#### Work to complete:
Count lines, not occurrences: report how many lines in the records hold the string "العلاء", and nothing else.

● ● ● ● ● ● ●

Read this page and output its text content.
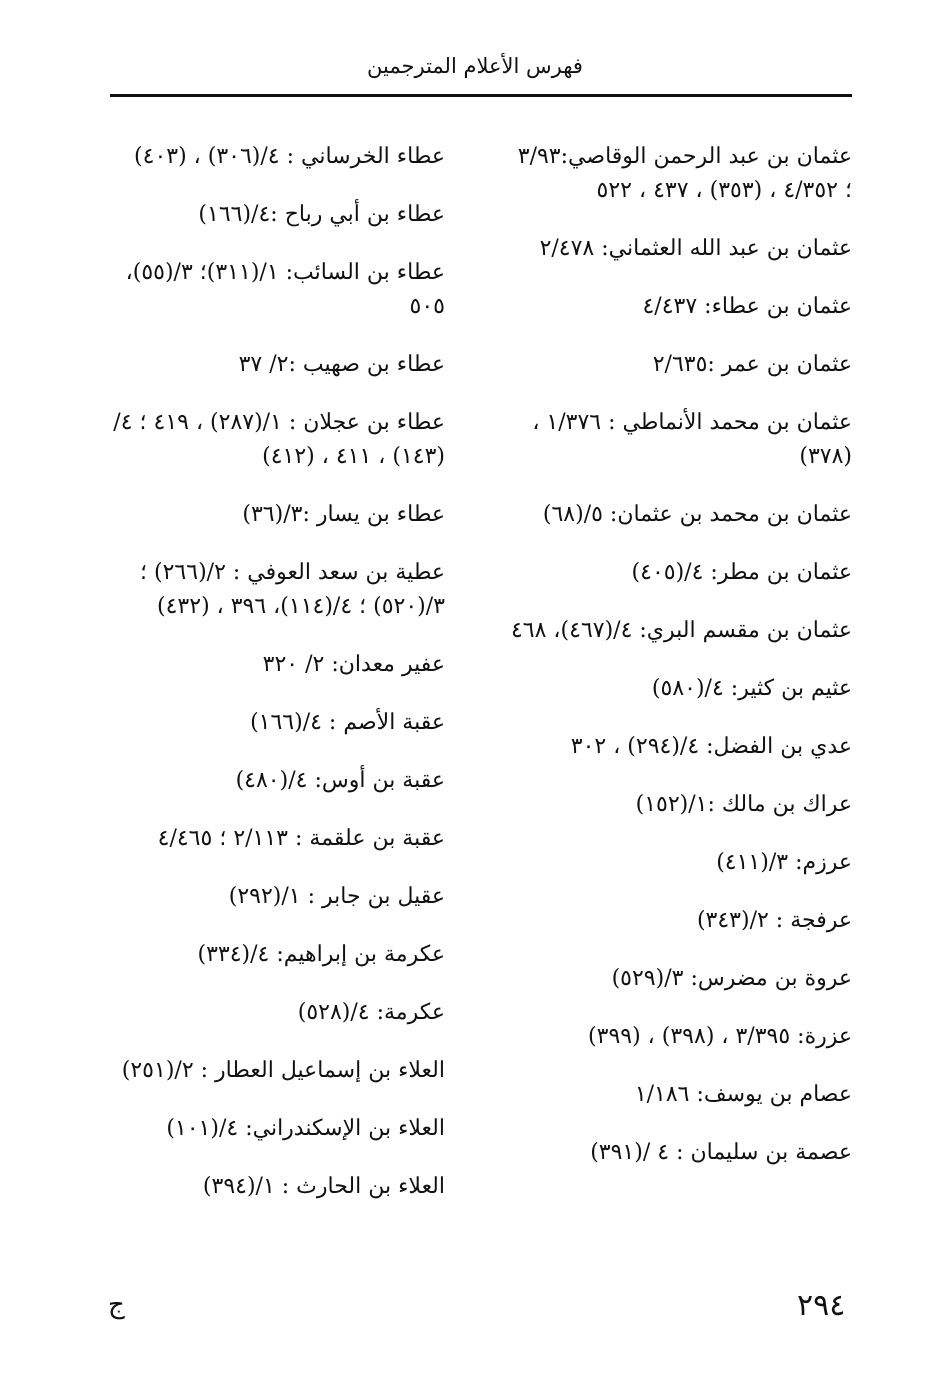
فهرس الأعلام المترجمين
عثمان بن عبد الرحمن الوقاصي:٣/٩٣ ؛ ٤/٣٥٢ ، (٣٥٣) ، ٤٣٧ ، ٥٢٢
عثمان بن عبد الله العثماني: ٢/٤٧٨
عثمان بن عطاء: ٤/٤٣٧
عثمان بن عمر :٢/٦٣٥
عثمان بن محمد الأنماطي : ١/٣٧٦ ، (٣٧٨)
عثمان بن محمد بن عثمان: ٥/(٦٨)
عثمان بن مطر: ٤/(٤٠٥)
عثمان بن مقسم البري: ٤/(٤٦٧)، ٤٦٨
عثيم بن كثير: ٤/(٥٨٠)
عدي بن الفضل: ٤/(٢٩٤) ، ٣٠٢
عراك بن مالك :١/(١٥٢)
عرزم: ٣/(٤١١)
عرفجة : ٢/(٣٤٣)
عروة بن مضرس: ٣/(٥٢٩)
عزرة: ٣/٣٩٥ ، (٣٩٨) ، (٣٩٩)
عصام بن يوسف: ١/١٨٦
عصمة بن سليمان : ٤ /(٣٩١)
عطاء الخرساني : ٤/(٣٠٦) ، (٤٠٣)
عطاء بن أبي رباح :٤/(١٦٦)
عطاء بن السائب: ١/(٣١١)؛ ٣/(٥٥)، ٥٠٥
عطاء بن صهيب :٢/ ٣٧
عطاء بن عجلان : ١/(٢٨٧) ، ٤١٩ ؛ ٤/ (١٤٣) ، ٤١١ ، (٤١٢)
عطاء بن يسار :٣/(٣٦)
عطية بن سعد العوفي : ٢/(٢٦٦) ؛ ٣/(٥٢٠) ؛ ٤/(١١٤)، ٣٩٦ ، (٤٣٢)
عفير معدان: ٢/ ٣٢٠
عقبة الأصم : ٤/(١٦٦)
عقبة بن أوس: ٤/(٤٨٠)
عقبة بن علقمة : ٢/١١٣ ؛ ٤/٤٦٥
عقيل بن جابر : ١/(٢٩٢)
عكرمة بن إبراهيم: ٤/(٣٣٤)
عكرمة: ٤/(٥٢٨)
العلاء بن إسماعيل العطار : ٢/(٢٥١)
العلاء بن الإسكندراني: ٤/(١٠١)
العلاء بن الحارث : ١/(٣٩٤)
٢٩٤
ج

● ● ● ● ● ● ●

#### Answer to this problem:
3